* [REQUIREMENT] Lay out every line of the items below as a Markdown table with the columns "Row" and "Line," numbering the rows and skipping blank lines. Leave the pictures out of the table.

Stored dataset items
----
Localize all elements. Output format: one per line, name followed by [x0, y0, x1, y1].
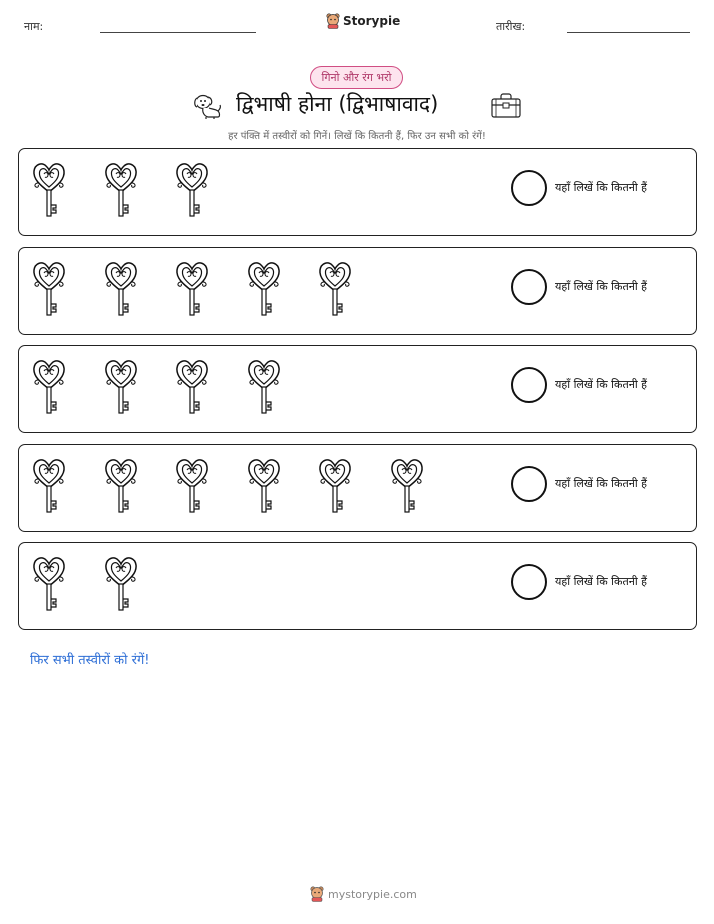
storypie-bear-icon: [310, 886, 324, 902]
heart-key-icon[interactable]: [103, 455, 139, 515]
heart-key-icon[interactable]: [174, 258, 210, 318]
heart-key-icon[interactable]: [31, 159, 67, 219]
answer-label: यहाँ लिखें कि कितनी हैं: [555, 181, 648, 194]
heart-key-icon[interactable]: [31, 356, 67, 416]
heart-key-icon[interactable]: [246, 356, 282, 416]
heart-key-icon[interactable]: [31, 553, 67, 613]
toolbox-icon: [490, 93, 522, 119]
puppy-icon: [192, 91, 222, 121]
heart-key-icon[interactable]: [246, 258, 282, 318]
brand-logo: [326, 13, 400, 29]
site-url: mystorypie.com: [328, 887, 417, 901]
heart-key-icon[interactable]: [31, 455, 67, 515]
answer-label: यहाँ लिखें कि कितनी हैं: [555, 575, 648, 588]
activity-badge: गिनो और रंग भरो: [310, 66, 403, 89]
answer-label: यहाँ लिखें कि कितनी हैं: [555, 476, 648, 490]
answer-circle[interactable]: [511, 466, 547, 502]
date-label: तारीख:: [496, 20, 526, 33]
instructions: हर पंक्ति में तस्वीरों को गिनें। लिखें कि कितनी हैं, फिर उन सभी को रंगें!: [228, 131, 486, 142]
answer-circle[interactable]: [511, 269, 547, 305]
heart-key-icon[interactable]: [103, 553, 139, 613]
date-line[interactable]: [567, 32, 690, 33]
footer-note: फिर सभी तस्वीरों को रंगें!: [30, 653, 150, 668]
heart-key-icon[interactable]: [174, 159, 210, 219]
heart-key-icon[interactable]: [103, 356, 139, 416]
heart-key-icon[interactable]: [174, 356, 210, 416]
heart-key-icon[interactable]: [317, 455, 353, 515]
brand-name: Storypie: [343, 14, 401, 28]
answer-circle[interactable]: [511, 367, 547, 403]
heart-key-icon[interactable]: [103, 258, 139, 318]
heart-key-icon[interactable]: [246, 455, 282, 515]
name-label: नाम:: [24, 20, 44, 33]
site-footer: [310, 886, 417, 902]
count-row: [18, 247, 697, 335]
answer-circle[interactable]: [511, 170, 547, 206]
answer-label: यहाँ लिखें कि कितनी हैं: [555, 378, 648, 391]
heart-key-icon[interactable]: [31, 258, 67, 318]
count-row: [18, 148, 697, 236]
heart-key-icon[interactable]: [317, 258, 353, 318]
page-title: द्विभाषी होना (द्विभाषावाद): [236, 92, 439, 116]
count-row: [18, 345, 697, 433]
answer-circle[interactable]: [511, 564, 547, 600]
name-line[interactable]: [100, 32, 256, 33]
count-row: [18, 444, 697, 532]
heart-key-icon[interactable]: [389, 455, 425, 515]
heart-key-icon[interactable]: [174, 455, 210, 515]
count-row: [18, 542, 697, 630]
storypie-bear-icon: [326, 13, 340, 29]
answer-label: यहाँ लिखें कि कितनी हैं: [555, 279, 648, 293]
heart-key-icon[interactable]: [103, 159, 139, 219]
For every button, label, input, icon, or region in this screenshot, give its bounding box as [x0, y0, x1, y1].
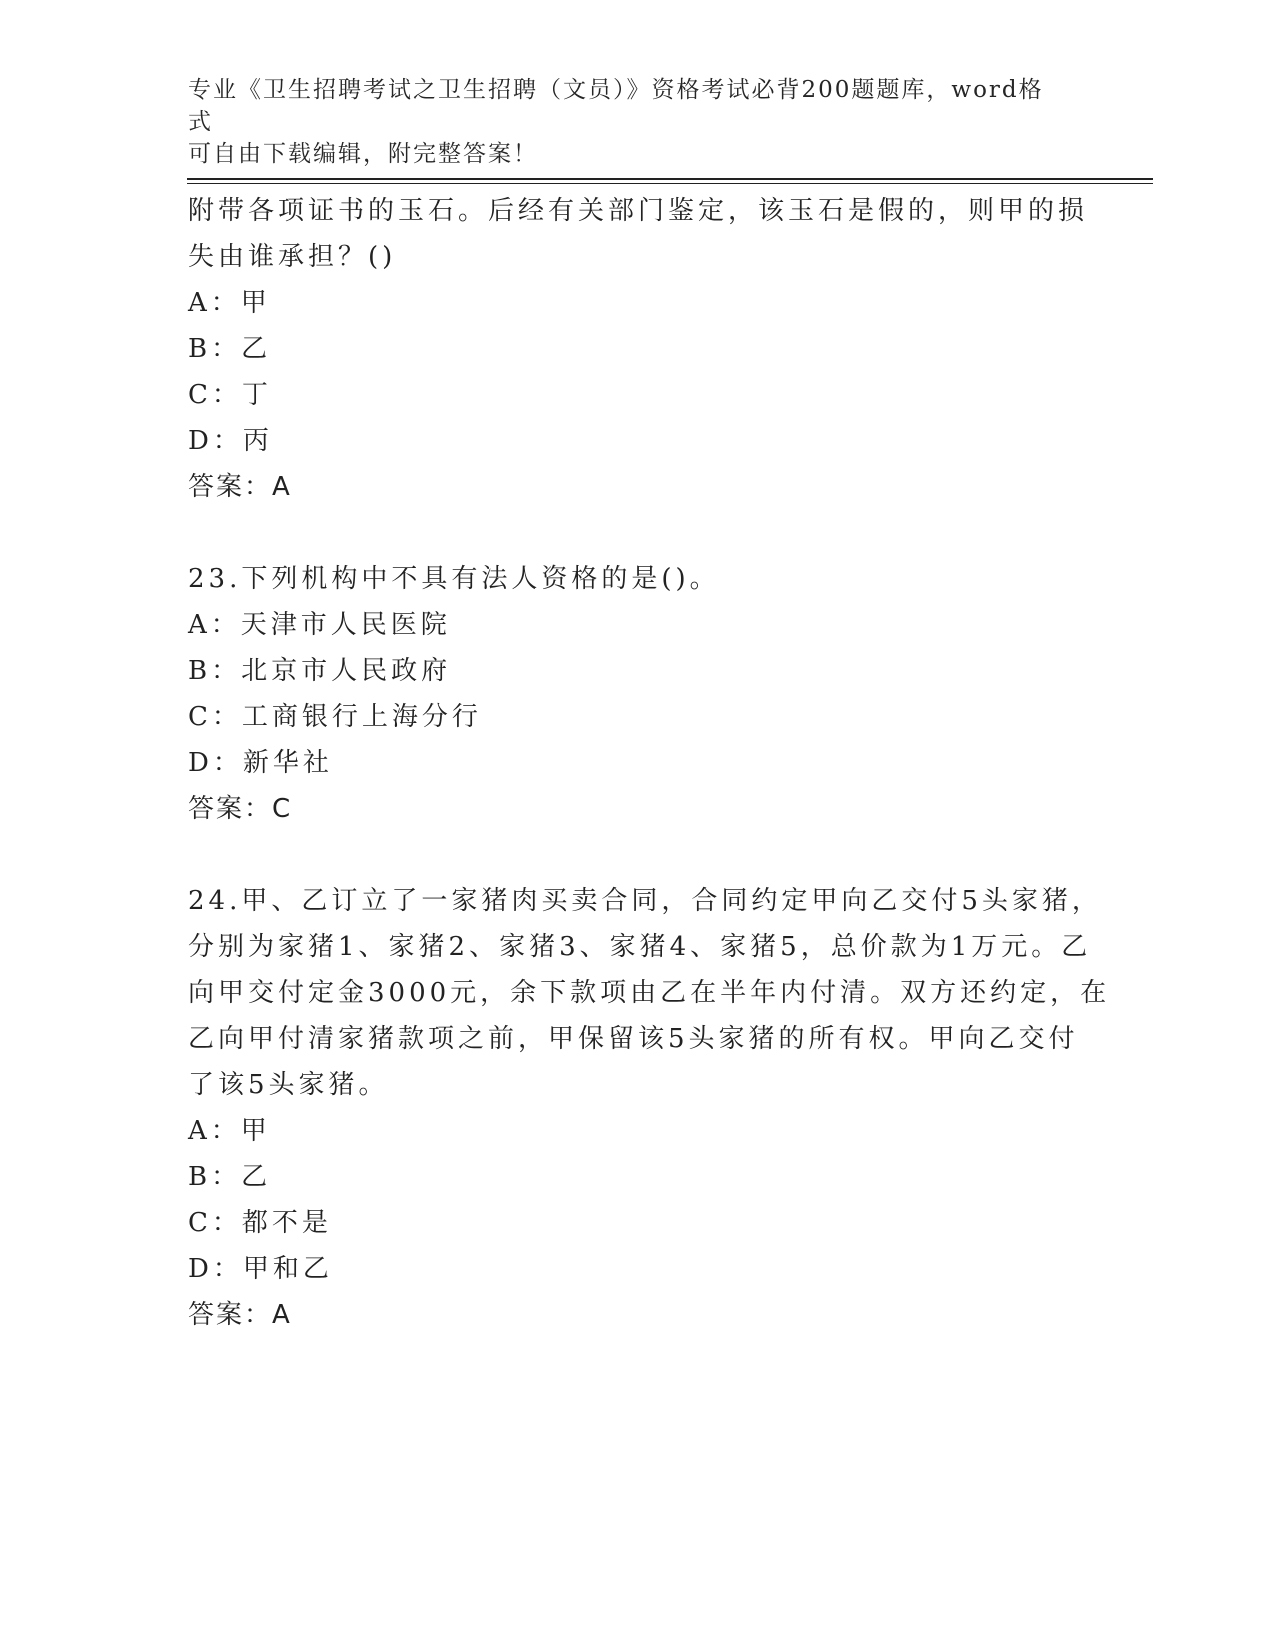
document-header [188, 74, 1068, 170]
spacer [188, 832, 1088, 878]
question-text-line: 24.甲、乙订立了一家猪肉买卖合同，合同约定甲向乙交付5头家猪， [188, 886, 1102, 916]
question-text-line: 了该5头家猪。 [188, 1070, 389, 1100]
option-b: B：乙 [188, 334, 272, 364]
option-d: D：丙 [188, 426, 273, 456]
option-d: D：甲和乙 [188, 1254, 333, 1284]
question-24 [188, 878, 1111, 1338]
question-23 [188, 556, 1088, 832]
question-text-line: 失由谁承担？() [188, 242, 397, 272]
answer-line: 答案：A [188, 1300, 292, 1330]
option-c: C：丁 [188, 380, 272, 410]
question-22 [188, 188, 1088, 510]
----
* [TASK RESULT]
| Row | Line |
|---|---|
| 1 | Localize all elements. Output format: one per line, name followed by [x0, y0, x1, y1]. |
| 2 | storypie-bear-icon: [310, 886, 324, 902] |
| 3 | heart-key-icon[interactable]: [103, 455, 139, 515] |
| 4 | heart-key-icon[interactable]: [174, 258, 210, 318] |
| 5 | heart-key-icon[interactable]: [31, 159, 67, 219] |
| 6 | answer-label: यहाँ लिखें कि कितनी हैं: [555, 181, 648, 194] |
| 7 | heart-key-icon[interactable]: [31, 356, 67, 416] |
| 8 | heart-key-icon[interactable]: [246, 356, 282, 416] |
| 9 | heart-key-icon[interactable]: [31, 553, 67, 613] |
| 10 | toolbox-icon: [490, 93, 522, 119] |
| 11 | puppy-icon: [192, 91, 222, 121] |
| 12 | heart-key-icon[interactable]: [246, 258, 282, 318] |
| 13 | brand-logo: [326, 13, 400, 29] |
| 14 | site-url: mystorypie.com: [328, 887, 417, 901] |
| 15 | heart-key-icon[interactable]: [31, 455, 67, 515] |
| 16 | answer-label: यहाँ लिखें कि कितनी हैं: [555, 575, 648, 588] |
| 17 | activity-badge: गिनो और रंग भरो: [310, 66, 403, 89] |
| 18 | answer-label: यहाँ लिखें कि कितनी हैं: [555, 476, 648, 490] |
| 19 | answer-circle[interactable]: [511, 466, 547, 502] |
| 20 | date-label: तारीख:: [496, 20, 526, 33] |
| 21 | instructions: हर पंक्ति में तस्वीरों को गिनें। लिखें कि कितनी हैं, फिर उन सभी को रंगें!: [228, 131, 486, 142] |
| 22 | answer-circle[interactable]: [511, 269, 547, 305] |
| 23 | heart-key-icon[interactable]: [103, 553, 139, 613] |
| 24 | date-line[interactable]: [567, 32, 690, 33] |
| 25 | footer-note: फिर सभी तस्वीरों को रंगें!: [30, 653, 150, 668] |
| 26 | heart-key-icon[interactable]: [174, 159, 210, 219] |
| 27 | heart-key-icon[interactable]: [103, 356, 139, 416] |
| 28 | heart-key-icon[interactable]: [174, 356, 210, 416] |
| 29 | heart-key-icon[interactable]: [317, 455, 353, 515] |
| 30 | brand-name: Storypie: [343, 14, 401, 28] |
| 31 | answer-circle[interactable]: [511, 367, 547, 403] |
| 32 | heart-key-icon[interactable]: [103, 258, 139, 318] |
| 33 | heart-key-icon[interactable]: [246, 455, 282, 515] |
| 34 | name-label: नाम:: [24, 20, 44, 33] |
| 35 | site-footer: [310, 886, 417, 902] |
| 36 | count-row: [18, 247, 697, 335] |
| 37 | answer-circle[interactable]: [511, 170, 547, 206] |
| 38 | answer-label: यहाँ लिखें कि कितनी हैं: [555, 378, 648, 391] |
| 39 | heart-key-icon[interactable]: [31, 258, 67, 318] |
| 40 | count-row: [18, 148, 697, 236] |
| 41 | heart-key-icon[interactable]: [317, 258, 353, 318] |
| 42 | page-title: द्विभाषी होना (द्विभाषावाद): [236, 92, 439, 116] |
| 43 | count-row: [18, 345, 697, 433] |
| 44 | answer-circle[interactable]: [511, 564, 547, 600] |
| 45 | name-line[interactable]: [100, 32, 256, 33] |
| 46 | count-row: [18, 444, 697, 532] |
| 47 | heart-key-icon[interactable]: [389, 455, 425, 515] |
| 48 | heart-key-icon[interactable]: [174, 455, 210, 515] |
| 49 | count-row: [18, 542, 697, 630] |
| 50 | storypie-bear-icon: [326, 13, 340, 29] |
| 51 | answer-label: यहाँ लिखें कि कितनी हैं: [555, 279, 648, 293] |
| 52 | heart-key-icon[interactable]: [103, 159, 139, 219] |
| 53 | For every button, label, input, icon, or region in this screenshot, give its bounding box as [x0, y0, x1, y1]. |
| 54 | document-header [188, 74, 1068, 170] |
| 55 | spacer [188, 832, 1088, 878] |
| 56 | question-text-line: 24.甲、乙订立了一家猪肉买卖合同，合同约定甲向乙交付5头家猪， [188, 886, 1102, 916] |
| 57 | question-text-line: 了该5头家猪。 [188, 1070, 389, 1100] |
| 58 | option-b: B：乙 [188, 334, 272, 364] |
| 59 | option-d: D：丙 [188, 426, 273, 456] |
| 60 | option-d: D：甲和乙 [188, 1254, 333, 1284] |
| 61 | question-24 [188, 878, 1111, 1338] |
| 62 | question-23 [188, 556, 1088, 832] |
| 63 | question-text-line: 失由谁承担？() [188, 242, 397, 272] |
| 64 | answer-line: 答案：A [188, 1300, 292, 1330] |
| 65 | option-c: C：丁 [188, 380, 272, 410] |
| 66 | question-22 [188, 188, 1088, 510] |